WHAT THE EXERCISE ASKS: Scan the data below for the string "enriched". Copy every line where it appears.

Some records:
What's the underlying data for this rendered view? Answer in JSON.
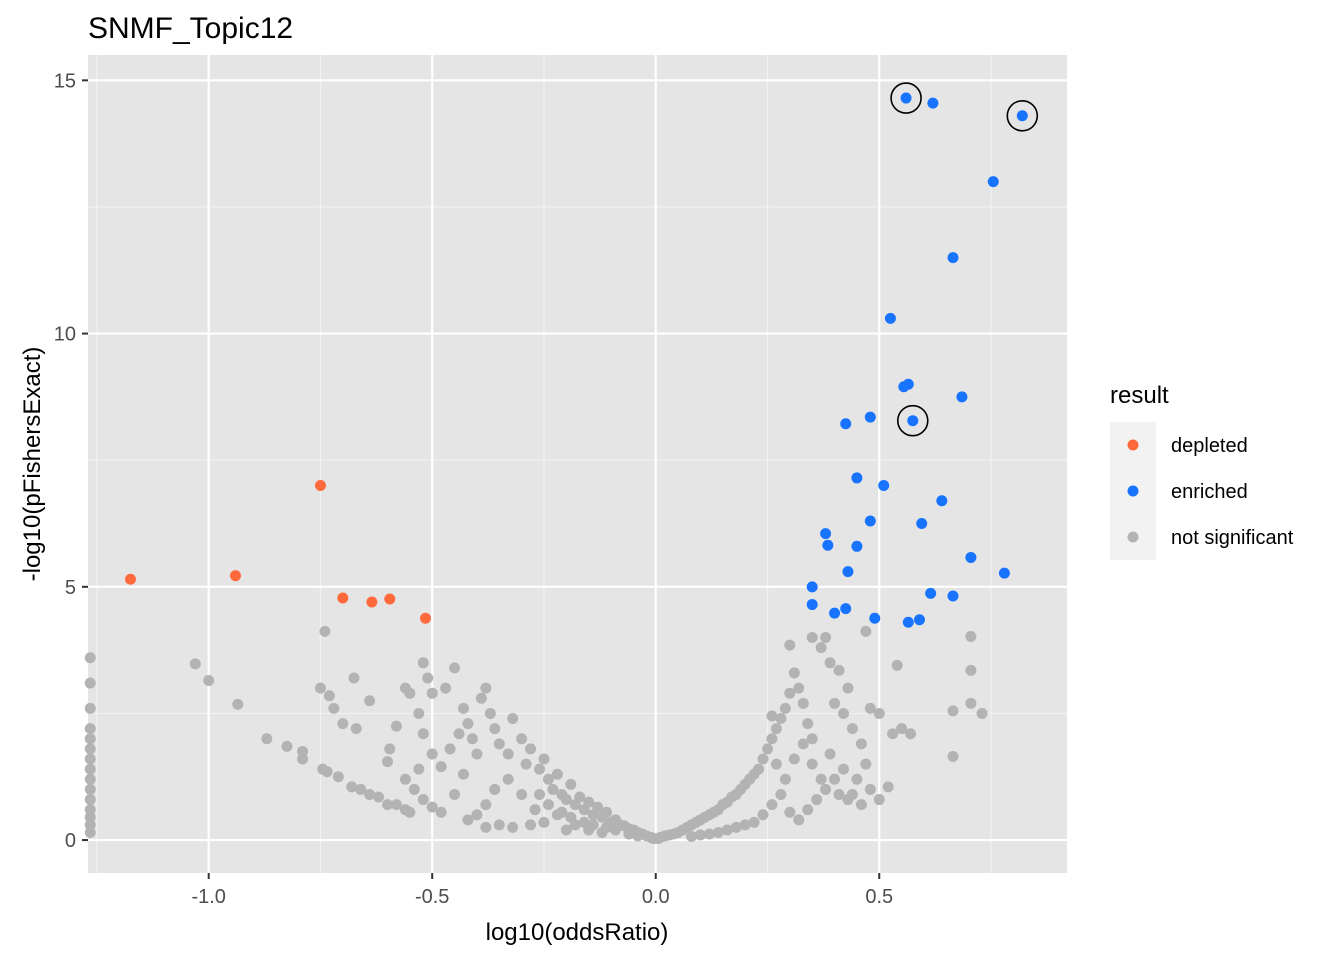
{
  "colors": {
    "panel_background": "#E5E5E5",
    "grid_major": "#FFFFFF",
    "grid_minor": "#F2F2F2",
    "depleted": "#FF6A3D",
    "enriched": "#1874FF",
    "not_significant": "#B3B3B3",
    "highlight_ring": "#000000"
  },
  "chart_data": {
    "type": "scatter",
    "title": "SNMF_Topic12",
    "xlabel": "log10(oddsRatio)",
    "ylabel": "-log10(pFishersExact)",
    "xlim": [
      -1.27,
      0.92
    ],
    "ylim": [
      -0.65,
      15.5
    ],
    "x_ticks": [
      -1.0,
      -0.5,
      0.0,
      0.5
    ],
    "x_tick_labels": [
      "-1.0",
      "-0.5",
      "0.0",
      "0.5"
    ],
    "y_ticks": [
      0,
      5,
      10,
      15
    ],
    "y_tick_labels": [
      "0",
      "5",
      "10",
      "15"
    ],
    "grid": true,
    "legend": {
      "title": "result",
      "placement": "right",
      "entries": [
        "depleted",
        "enriched",
        "not significant"
      ]
    },
    "series": [
      {
        "name": "depleted",
        "points": [
          [
            -1.175,
            5.15
          ],
          [
            -0.94,
            5.22
          ],
          [
            -0.75,
            7.0
          ],
          [
            -0.7,
            4.78
          ],
          [
            -0.635,
            4.7
          ],
          [
            -0.595,
            4.76
          ],
          [
            -0.515,
            4.38
          ]
        ]
      },
      {
        "name": "enriched",
        "points": [
          [
            0.56,
            14.65
          ],
          [
            0.62,
            14.55
          ],
          [
            0.82,
            14.3
          ],
          [
            0.755,
            13.0
          ],
          [
            0.665,
            11.5
          ],
          [
            0.525,
            10.3
          ],
          [
            0.565,
            9.0
          ],
          [
            0.555,
            8.95
          ],
          [
            0.685,
            8.75
          ],
          [
            0.48,
            8.35
          ],
          [
            0.575,
            8.28
          ],
          [
            0.425,
            8.22
          ],
          [
            0.45,
            7.15
          ],
          [
            0.51,
            7.0
          ],
          [
            0.64,
            6.7
          ],
          [
            0.48,
            6.3
          ],
          [
            0.595,
            6.25
          ],
          [
            0.38,
            6.05
          ],
          [
            0.385,
            5.82
          ],
          [
            0.45,
            5.8
          ],
          [
            0.705,
            5.58
          ],
          [
            0.43,
            5.3
          ],
          [
            0.78,
            5.27
          ],
          [
            0.35,
            5.0
          ],
          [
            0.615,
            4.87
          ],
          [
            0.665,
            4.82
          ],
          [
            0.35,
            4.65
          ],
          [
            0.425,
            4.57
          ],
          [
            0.4,
            4.48
          ],
          [
            0.49,
            4.38
          ],
          [
            0.59,
            4.35
          ],
          [
            0.565,
            4.3
          ]
        ]
      },
      {
        "name": "not significant",
        "points": [
          [
            -1.265,
            3.6
          ],
          [
            -1.265,
            3.1
          ],
          [
            -1.265,
            2.6
          ],
          [
            -1.265,
            2.2
          ],
          [
            -1.265,
            2.0
          ],
          [
            -1.265,
            1.8
          ],
          [
            -1.265,
            1.6
          ],
          [
            -1.265,
            1.4
          ],
          [
            -1.265,
            1.2
          ],
          [
            -1.265,
            1.0
          ],
          [
            -1.265,
            0.8
          ],
          [
            -1.265,
            0.6
          ],
          [
            -1.265,
            0.45
          ],
          [
            -1.265,
            0.3
          ],
          [
            -1.265,
            0.15
          ],
          [
            -1.03,
            3.48
          ],
          [
            -1.0,
            3.15
          ],
          [
            -0.935,
            2.68
          ],
          [
            -0.87,
            2.0
          ],
          [
            -0.825,
            1.85
          ],
          [
            -0.79,
            1.75
          ],
          [
            -0.79,
            1.6
          ],
          [
            -0.745,
            1.4
          ],
          [
            -0.735,
            1.35
          ],
          [
            -0.71,
            1.25
          ],
          [
            -0.68,
            1.05
          ],
          [
            -0.66,
            1.0
          ],
          [
            -0.64,
            0.9
          ],
          [
            -0.62,
            0.85
          ],
          [
            -0.6,
            0.7
          ],
          [
            -0.58,
            0.7
          ],
          [
            -0.56,
            0.6
          ],
          [
            -0.55,
            0.55
          ],
          [
            -0.74,
            4.12
          ],
          [
            -0.75,
            3.0
          ],
          [
            -0.73,
            2.85
          ],
          [
            -0.72,
            2.6
          ],
          [
            -0.7,
            2.3
          ],
          [
            -0.675,
            3.2
          ],
          [
            -0.67,
            2.2
          ],
          [
            -0.64,
            2.75
          ],
          [
            -0.6,
            1.55
          ],
          [
            -0.595,
            1.8
          ],
          [
            -0.58,
            2.25
          ],
          [
            -0.56,
            3.0
          ],
          [
            -0.55,
            2.9
          ],
          [
            -0.53,
            2.5
          ],
          [
            -0.52,
            2.1
          ],
          [
            -0.5,
            1.7
          ],
          [
            -0.48,
            1.45
          ],
          [
            -0.53,
            1.4
          ],
          [
            -0.56,
            1.2
          ],
          [
            -0.54,
            1.0
          ],
          [
            -0.52,
            0.8
          ],
          [
            -0.5,
            0.65
          ],
          [
            -0.48,
            0.55
          ],
          [
            -0.52,
            3.5
          ],
          [
            -0.51,
            3.2
          ],
          [
            -0.5,
            2.9
          ],
          [
            -0.47,
            3.0
          ],
          [
            -0.45,
            3.4
          ],
          [
            -0.43,
            2.6
          ],
          [
            -0.42,
            2.3
          ],
          [
            -0.41,
            2.0
          ],
          [
            -0.4,
            1.7
          ],
          [
            -0.39,
            2.8
          ],
          [
            -0.38,
            3.0
          ],
          [
            -0.37,
            2.5
          ],
          [
            -0.36,
            2.2
          ],
          [
            -0.35,
            1.9
          ],
          [
            -0.33,
            1.7
          ],
          [
            -0.32,
            2.4
          ],
          [
            -0.3,
            2.0
          ],
          [
            -0.29,
            1.5
          ],
          [
            -0.28,
            1.8
          ],
          [
            -0.26,
            1.4
          ],
          [
            -0.25,
            1.6
          ],
          [
            -0.24,
            1.2
          ],
          [
            -0.23,
            1.0
          ],
          [
            -0.22,
            1.3
          ],
          [
            -0.21,
            0.9
          ],
          [
            -0.2,
            0.8
          ],
          [
            -0.19,
            1.1
          ],
          [
            -0.18,
            0.7
          ],
          [
            -0.17,
            0.85
          ],
          [
            -0.16,
            0.6
          ],
          [
            -0.15,
            0.75
          ],
          [
            -0.14,
            0.5
          ],
          [
            -0.13,
            0.65
          ],
          [
            -0.12,
            0.45
          ],
          [
            -0.11,
            0.55
          ],
          [
            -0.1,
            0.35
          ],
          [
            -0.09,
            0.4
          ],
          [
            -0.08,
            0.3
          ],
          [
            -0.07,
            0.28
          ],
          [
            -0.06,
            0.22
          ],
          [
            -0.05,
            0.2
          ],
          [
            -0.04,
            0.15
          ],
          [
            -0.03,
            0.12
          ],
          [
            -0.02,
            0.08
          ],
          [
            -0.01,
            0.05
          ],
          [
            -0.005,
            0.03
          ],
          [
            -0.3,
            0.9
          ],
          [
            -0.33,
            1.2
          ],
          [
            -0.36,
            1.0
          ],
          [
            -0.38,
            0.7
          ],
          [
            -0.4,
            0.5
          ],
          [
            -0.42,
            0.4
          ],
          [
            -0.45,
            0.9
          ],
          [
            -0.43,
            1.3
          ],
          [
            -0.46,
            1.8
          ],
          [
            -0.44,
            2.1
          ],
          [
            -0.27,
            0.6
          ],
          [
            -0.25,
            0.35
          ],
          [
            -0.22,
            0.5
          ],
          [
            -0.28,
            0.3
          ],
          [
            -0.32,
            0.25
          ],
          [
            -0.35,
            0.3
          ],
          [
            -0.38,
            0.25
          ],
          [
            -0.2,
            0.2
          ],
          [
            -0.18,
            0.3
          ],
          [
            -0.15,
            0.2
          ],
          [
            -0.12,
            0.15
          ],
          [
            -0.26,
            0.9
          ],
          [
            -0.24,
            0.7
          ],
          [
            -0.21,
            0.55
          ],
          [
            -0.19,
            0.45
          ],
          [
            -0.16,
            0.35
          ],
          [
            -0.14,
            0.3
          ],
          [
            -0.11,
            0.25
          ],
          [
            -0.09,
            0.2
          ],
          [
            -0.06,
            0.12
          ],
          [
            -0.04,
            0.08
          ],
          [
            0.005,
            0.03
          ],
          [
            0.01,
            0.05
          ],
          [
            0.02,
            0.08
          ],
          [
            0.03,
            0.1
          ],
          [
            0.04,
            0.12
          ],
          [
            0.05,
            0.15
          ],
          [
            0.06,
            0.2
          ],
          [
            0.07,
            0.25
          ],
          [
            0.08,
            0.3
          ],
          [
            0.09,
            0.35
          ],
          [
            0.1,
            0.4
          ],
          [
            0.11,
            0.45
          ],
          [
            0.12,
            0.5
          ],
          [
            0.13,
            0.55
          ],
          [
            0.14,
            0.6
          ],
          [
            0.15,
            0.7
          ],
          [
            0.16,
            0.75
          ],
          [
            0.17,
            0.85
          ],
          [
            0.18,
            0.9
          ],
          [
            0.19,
            1.0
          ],
          [
            0.2,
            1.1
          ],
          [
            0.21,
            1.2
          ],
          [
            0.22,
            1.3
          ],
          [
            0.23,
            1.4
          ],
          [
            0.24,
            1.6
          ],
          [
            0.25,
            1.8
          ],
          [
            0.26,
            2.0
          ],
          [
            0.27,
            2.2
          ],
          [
            0.28,
            2.4
          ],
          [
            0.29,
            2.6
          ],
          [
            0.3,
            2.9
          ],
          [
            0.31,
            3.3
          ],
          [
            0.32,
            3.0
          ],
          [
            0.33,
            2.7
          ],
          [
            0.34,
            2.3
          ],
          [
            0.35,
            2.0
          ],
          [
            0.3,
            3.85
          ],
          [
            0.35,
            4.0
          ],
          [
            0.38,
            4.0
          ],
          [
            0.37,
            3.8
          ],
          [
            0.39,
            3.5
          ],
          [
            0.41,
            3.35
          ],
          [
            0.43,
            3.0
          ],
          [
            0.4,
            2.7
          ],
          [
            0.42,
            2.5
          ],
          [
            0.44,
            2.2
          ],
          [
            0.46,
            1.9
          ],
          [
            0.48,
            2.6
          ],
          [
            0.5,
            2.5
          ],
          [
            0.53,
            2.1
          ],
          [
            0.55,
            2.2
          ],
          [
            0.57,
            2.1
          ],
          [
            0.47,
            4.12
          ],
          [
            0.54,
            3.45
          ],
          [
            0.705,
            4.02
          ],
          [
            0.705,
            3.35
          ],
          [
            0.705,
            2.7
          ],
          [
            0.73,
            2.5
          ],
          [
            0.665,
            2.55
          ],
          [
            0.665,
            1.65
          ],
          [
            0.32,
            0.4
          ],
          [
            0.34,
            0.6
          ],
          [
            0.36,
            0.8
          ],
          [
            0.38,
            1.0
          ],
          [
            0.4,
            1.2
          ],
          [
            0.42,
            1.4
          ],
          [
            0.44,
            0.9
          ],
          [
            0.46,
            0.7
          ],
          [
            0.48,
            1.0
          ],
          [
            0.5,
            0.8
          ],
          [
            0.52,
            1.05
          ],
          [
            0.3,
            0.55
          ],
          [
            0.28,
            0.9
          ],
          [
            0.26,
            0.7
          ],
          [
            0.24,
            0.5
          ],
          [
            0.22,
            0.35
          ],
          [
            0.2,
            0.3
          ],
          [
            0.18,
            0.25
          ],
          [
            0.16,
            0.2
          ],
          [
            0.14,
            0.15
          ],
          [
            0.12,
            0.12
          ],
          [
            0.1,
            0.1
          ],
          [
            0.08,
            0.07
          ],
          [
            0.26,
            2.45
          ],
          [
            0.27,
            1.5
          ],
          [
            0.29,
            1.2
          ],
          [
            0.31,
            1.6
          ],
          [
            0.33,
            1.9
          ],
          [
            0.35,
            1.5
          ],
          [
            0.37,
            1.2
          ],
          [
            0.39,
            1.7
          ],
          [
            0.41,
            0.9
          ],
          [
            0.43,
            0.8
          ],
          [
            0.45,
            1.2
          ],
          [
            0.47,
            1.5
          ]
        ]
      }
    ],
    "highlighted": [
      [
        0.56,
        14.65
      ],
      [
        0.82,
        14.3
      ],
      [
        0.575,
        8.28
      ]
    ]
  }
}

ANSWER TO THE TASK:
    "enriched": "#1874FF",
        "enriched",
        "name": "enriched",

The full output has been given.